Every line below that mentions the word "xlabel" should be copied out.

-- Begin --

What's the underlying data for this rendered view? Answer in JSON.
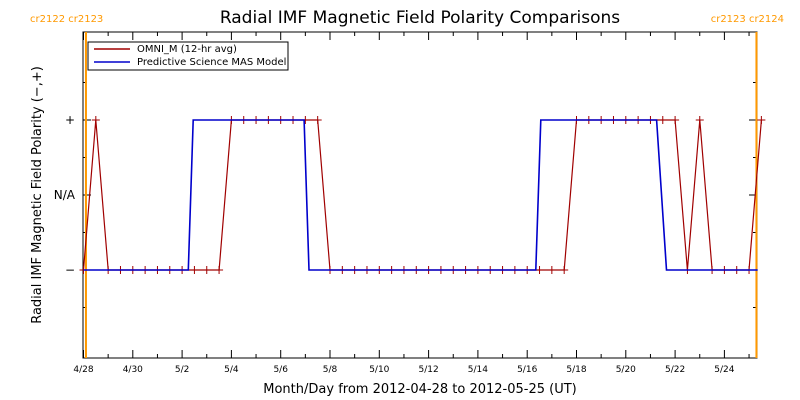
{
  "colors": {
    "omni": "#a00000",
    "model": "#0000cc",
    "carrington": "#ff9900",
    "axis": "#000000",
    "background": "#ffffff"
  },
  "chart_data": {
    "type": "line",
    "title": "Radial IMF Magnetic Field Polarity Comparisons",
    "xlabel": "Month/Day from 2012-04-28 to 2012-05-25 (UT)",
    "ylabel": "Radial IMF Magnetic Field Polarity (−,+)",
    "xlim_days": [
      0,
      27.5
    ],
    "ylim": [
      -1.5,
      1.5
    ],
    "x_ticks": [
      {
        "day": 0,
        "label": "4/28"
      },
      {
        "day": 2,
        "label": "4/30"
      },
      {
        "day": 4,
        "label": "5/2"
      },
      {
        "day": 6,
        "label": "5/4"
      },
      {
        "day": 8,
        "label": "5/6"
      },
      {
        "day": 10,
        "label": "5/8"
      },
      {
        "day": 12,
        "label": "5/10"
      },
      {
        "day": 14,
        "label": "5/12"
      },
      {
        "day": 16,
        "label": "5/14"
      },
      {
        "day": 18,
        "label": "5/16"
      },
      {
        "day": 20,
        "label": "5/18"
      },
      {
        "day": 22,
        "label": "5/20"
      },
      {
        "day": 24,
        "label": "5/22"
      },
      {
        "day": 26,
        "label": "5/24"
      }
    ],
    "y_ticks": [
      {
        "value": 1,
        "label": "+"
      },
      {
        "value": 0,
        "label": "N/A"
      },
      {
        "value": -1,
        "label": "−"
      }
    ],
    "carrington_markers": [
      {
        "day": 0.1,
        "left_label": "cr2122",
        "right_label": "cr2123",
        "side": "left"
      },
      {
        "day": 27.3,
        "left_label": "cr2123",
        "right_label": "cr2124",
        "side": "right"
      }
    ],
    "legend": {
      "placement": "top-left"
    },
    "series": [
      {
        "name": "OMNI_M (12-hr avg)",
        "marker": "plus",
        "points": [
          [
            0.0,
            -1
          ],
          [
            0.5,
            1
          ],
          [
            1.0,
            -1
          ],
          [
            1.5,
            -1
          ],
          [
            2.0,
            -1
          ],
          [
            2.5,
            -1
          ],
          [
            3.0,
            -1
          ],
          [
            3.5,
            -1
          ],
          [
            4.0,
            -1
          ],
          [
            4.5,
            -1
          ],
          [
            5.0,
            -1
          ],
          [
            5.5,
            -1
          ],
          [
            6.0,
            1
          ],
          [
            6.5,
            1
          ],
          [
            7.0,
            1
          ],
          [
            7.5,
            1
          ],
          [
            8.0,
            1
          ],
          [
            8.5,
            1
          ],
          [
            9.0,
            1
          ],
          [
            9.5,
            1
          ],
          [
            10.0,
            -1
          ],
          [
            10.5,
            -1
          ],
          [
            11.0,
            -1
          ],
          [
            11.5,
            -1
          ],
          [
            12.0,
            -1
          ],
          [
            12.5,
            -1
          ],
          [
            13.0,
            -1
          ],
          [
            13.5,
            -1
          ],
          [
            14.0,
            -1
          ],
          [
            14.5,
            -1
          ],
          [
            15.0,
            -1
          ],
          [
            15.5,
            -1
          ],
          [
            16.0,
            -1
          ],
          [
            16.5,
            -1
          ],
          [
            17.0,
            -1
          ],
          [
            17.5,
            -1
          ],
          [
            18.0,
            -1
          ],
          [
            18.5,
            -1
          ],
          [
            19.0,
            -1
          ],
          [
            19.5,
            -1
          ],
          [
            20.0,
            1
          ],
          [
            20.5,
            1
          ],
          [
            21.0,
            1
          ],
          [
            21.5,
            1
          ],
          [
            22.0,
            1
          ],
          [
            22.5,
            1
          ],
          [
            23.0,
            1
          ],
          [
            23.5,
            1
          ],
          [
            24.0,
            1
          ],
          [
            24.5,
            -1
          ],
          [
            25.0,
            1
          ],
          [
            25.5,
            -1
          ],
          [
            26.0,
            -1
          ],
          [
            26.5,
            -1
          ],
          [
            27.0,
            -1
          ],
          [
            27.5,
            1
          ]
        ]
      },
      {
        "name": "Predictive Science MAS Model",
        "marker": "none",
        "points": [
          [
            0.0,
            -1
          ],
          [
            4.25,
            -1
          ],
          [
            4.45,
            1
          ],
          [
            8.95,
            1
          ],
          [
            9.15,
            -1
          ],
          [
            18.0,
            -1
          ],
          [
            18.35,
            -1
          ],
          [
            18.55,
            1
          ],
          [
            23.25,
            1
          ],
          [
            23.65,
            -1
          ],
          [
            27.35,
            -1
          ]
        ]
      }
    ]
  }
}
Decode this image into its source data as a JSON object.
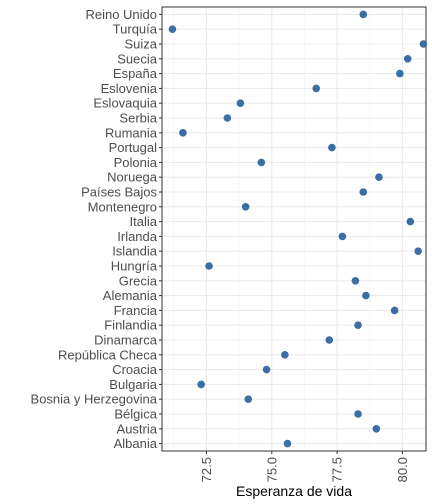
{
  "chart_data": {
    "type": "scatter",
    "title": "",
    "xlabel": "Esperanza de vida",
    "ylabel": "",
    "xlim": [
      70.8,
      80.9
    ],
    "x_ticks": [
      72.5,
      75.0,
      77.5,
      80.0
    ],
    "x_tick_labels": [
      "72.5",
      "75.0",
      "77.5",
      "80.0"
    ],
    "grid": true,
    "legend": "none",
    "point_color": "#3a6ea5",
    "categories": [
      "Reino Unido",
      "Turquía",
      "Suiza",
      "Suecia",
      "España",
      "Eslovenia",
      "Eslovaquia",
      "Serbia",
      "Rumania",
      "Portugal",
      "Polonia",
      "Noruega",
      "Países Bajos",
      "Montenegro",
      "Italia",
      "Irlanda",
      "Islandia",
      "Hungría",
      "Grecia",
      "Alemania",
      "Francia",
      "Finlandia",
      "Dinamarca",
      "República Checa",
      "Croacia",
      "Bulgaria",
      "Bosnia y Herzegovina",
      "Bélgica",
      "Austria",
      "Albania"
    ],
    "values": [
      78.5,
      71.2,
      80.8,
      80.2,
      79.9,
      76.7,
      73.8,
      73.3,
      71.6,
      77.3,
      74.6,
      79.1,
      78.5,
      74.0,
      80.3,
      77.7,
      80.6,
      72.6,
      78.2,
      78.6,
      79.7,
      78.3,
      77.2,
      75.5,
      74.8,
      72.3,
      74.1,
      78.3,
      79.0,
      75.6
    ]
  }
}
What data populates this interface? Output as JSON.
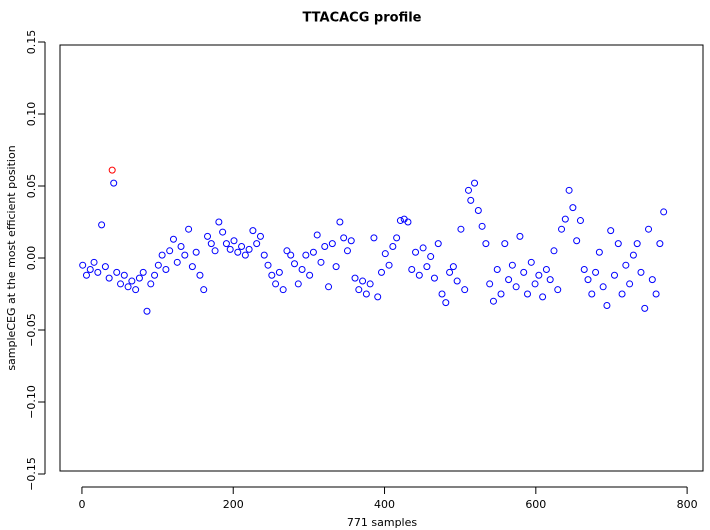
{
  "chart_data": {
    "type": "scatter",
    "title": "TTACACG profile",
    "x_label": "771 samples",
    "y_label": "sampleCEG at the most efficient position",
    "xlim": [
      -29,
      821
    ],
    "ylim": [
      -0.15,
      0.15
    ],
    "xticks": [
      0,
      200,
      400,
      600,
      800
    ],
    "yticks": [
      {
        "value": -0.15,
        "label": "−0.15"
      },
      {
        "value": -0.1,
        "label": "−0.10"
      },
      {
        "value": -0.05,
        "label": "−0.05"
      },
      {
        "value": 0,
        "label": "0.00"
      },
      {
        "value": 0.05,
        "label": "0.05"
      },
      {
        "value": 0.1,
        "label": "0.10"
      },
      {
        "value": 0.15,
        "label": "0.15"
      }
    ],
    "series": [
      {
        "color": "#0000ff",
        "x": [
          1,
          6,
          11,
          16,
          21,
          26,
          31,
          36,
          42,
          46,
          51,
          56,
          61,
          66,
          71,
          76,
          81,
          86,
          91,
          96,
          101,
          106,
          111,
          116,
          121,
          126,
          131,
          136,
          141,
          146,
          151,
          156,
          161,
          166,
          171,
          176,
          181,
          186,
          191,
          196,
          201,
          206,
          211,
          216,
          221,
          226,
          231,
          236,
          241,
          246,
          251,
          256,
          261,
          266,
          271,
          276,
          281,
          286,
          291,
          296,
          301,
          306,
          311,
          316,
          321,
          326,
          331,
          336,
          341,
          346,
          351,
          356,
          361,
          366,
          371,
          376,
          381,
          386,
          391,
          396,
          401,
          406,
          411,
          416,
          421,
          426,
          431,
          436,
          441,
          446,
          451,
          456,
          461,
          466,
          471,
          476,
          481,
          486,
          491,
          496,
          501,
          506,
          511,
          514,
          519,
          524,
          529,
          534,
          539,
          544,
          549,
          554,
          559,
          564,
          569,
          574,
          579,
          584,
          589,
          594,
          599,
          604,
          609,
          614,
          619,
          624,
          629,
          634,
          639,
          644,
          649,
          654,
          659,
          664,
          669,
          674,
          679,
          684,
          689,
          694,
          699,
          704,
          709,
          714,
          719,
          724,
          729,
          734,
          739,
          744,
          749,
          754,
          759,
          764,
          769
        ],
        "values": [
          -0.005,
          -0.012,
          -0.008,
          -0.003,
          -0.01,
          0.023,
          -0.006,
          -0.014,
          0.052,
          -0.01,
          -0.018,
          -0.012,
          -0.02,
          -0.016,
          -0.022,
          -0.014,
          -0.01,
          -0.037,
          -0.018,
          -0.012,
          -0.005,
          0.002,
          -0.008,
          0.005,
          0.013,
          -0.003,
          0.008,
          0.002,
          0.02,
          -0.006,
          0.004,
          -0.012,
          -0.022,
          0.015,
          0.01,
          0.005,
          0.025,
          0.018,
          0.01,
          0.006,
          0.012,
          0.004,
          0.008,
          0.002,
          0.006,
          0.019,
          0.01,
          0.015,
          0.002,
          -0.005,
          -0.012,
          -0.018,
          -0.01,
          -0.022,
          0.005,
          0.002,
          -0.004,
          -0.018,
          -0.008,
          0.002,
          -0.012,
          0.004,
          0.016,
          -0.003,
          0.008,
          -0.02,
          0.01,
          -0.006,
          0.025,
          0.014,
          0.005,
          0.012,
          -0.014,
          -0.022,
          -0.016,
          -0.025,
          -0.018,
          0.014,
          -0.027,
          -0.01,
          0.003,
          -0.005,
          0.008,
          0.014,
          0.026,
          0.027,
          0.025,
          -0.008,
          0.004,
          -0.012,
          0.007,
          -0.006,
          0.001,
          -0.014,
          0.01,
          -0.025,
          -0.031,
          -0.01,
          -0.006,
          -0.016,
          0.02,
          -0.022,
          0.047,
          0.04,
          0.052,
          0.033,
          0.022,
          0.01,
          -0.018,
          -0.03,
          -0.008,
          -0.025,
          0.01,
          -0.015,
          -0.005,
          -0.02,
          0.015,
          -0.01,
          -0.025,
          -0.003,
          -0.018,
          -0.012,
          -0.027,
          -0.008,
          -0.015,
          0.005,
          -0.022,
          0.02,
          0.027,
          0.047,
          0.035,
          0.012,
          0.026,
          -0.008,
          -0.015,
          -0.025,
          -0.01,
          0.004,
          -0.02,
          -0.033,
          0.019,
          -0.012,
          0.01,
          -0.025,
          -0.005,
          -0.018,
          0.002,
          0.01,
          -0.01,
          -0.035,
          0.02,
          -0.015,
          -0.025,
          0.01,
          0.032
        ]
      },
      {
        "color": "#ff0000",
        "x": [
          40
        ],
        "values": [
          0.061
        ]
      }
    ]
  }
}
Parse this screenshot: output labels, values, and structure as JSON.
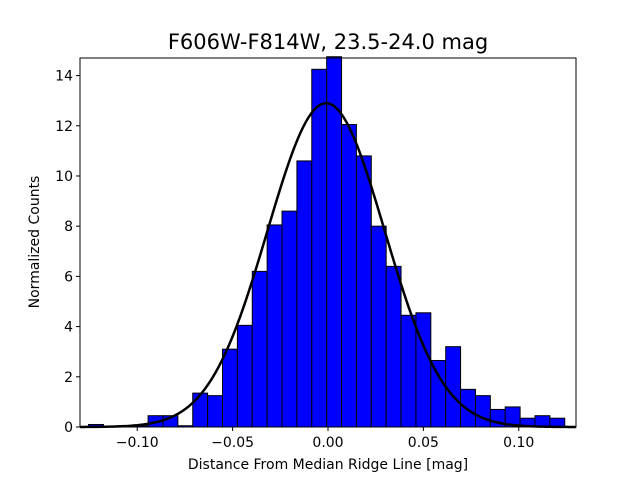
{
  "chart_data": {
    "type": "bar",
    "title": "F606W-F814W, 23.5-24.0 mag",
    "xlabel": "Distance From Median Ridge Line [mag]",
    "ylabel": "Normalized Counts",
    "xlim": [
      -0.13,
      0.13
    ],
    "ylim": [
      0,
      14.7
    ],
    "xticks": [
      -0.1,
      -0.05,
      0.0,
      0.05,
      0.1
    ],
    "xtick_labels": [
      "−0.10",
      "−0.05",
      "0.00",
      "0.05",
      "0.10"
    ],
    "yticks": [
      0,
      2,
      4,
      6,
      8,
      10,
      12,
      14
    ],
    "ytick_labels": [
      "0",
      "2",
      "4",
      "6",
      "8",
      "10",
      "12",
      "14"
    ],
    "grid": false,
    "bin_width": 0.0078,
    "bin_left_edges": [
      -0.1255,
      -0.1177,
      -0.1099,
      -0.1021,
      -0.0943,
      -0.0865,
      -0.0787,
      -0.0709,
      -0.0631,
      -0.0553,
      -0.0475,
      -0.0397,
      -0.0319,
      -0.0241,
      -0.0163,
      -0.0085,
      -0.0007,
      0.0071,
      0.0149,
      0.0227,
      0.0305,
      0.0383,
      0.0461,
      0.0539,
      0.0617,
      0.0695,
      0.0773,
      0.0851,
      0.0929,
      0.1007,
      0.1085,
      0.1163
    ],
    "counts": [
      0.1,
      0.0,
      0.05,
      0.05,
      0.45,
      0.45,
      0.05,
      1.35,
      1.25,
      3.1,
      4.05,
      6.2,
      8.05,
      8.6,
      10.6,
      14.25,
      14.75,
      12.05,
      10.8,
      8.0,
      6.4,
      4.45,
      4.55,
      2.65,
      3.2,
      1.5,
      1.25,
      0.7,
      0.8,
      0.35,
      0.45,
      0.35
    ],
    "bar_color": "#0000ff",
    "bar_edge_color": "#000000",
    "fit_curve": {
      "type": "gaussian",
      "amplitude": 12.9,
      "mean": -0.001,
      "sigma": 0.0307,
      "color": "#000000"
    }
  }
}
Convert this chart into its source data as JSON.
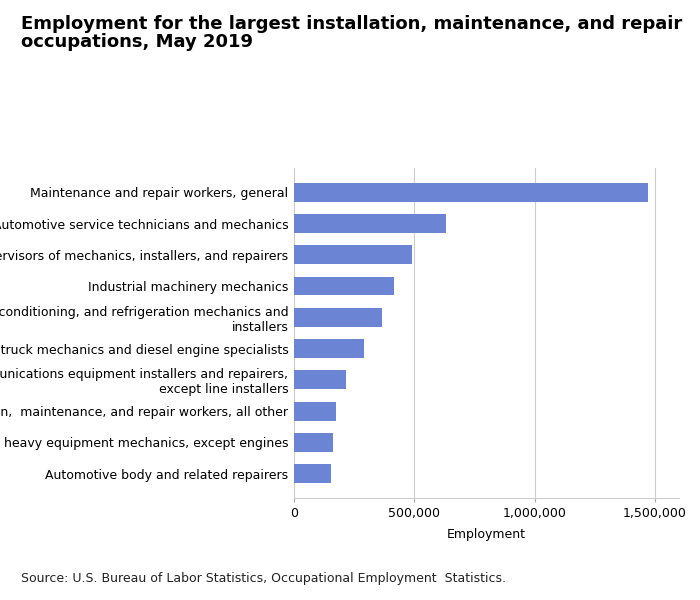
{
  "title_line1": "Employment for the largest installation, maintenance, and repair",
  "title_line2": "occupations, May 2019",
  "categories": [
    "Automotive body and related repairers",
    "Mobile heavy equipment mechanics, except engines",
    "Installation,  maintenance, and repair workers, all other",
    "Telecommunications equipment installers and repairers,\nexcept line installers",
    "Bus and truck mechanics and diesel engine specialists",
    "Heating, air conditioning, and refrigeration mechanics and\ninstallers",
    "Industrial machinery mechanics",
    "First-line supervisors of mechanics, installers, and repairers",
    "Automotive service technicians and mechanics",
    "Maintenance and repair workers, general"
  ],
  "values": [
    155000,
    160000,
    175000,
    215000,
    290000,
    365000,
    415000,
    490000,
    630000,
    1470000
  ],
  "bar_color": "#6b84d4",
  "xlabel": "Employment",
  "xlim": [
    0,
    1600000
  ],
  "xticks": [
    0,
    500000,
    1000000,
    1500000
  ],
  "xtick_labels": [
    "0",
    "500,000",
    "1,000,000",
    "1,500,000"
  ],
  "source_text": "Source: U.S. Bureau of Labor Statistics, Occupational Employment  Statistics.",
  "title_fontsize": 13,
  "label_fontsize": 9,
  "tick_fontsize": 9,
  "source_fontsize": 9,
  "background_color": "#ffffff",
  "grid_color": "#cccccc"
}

-- End --

◆ **Solution**
    "xlabel": "Month/Day from 2012-04-28 to 2012-05-25 (UT)",
    "xlabel": "Esperanza de vida",
    "xlabel": "Distance From Median Ridge Line [mag]",
  "xlabel": "Employment",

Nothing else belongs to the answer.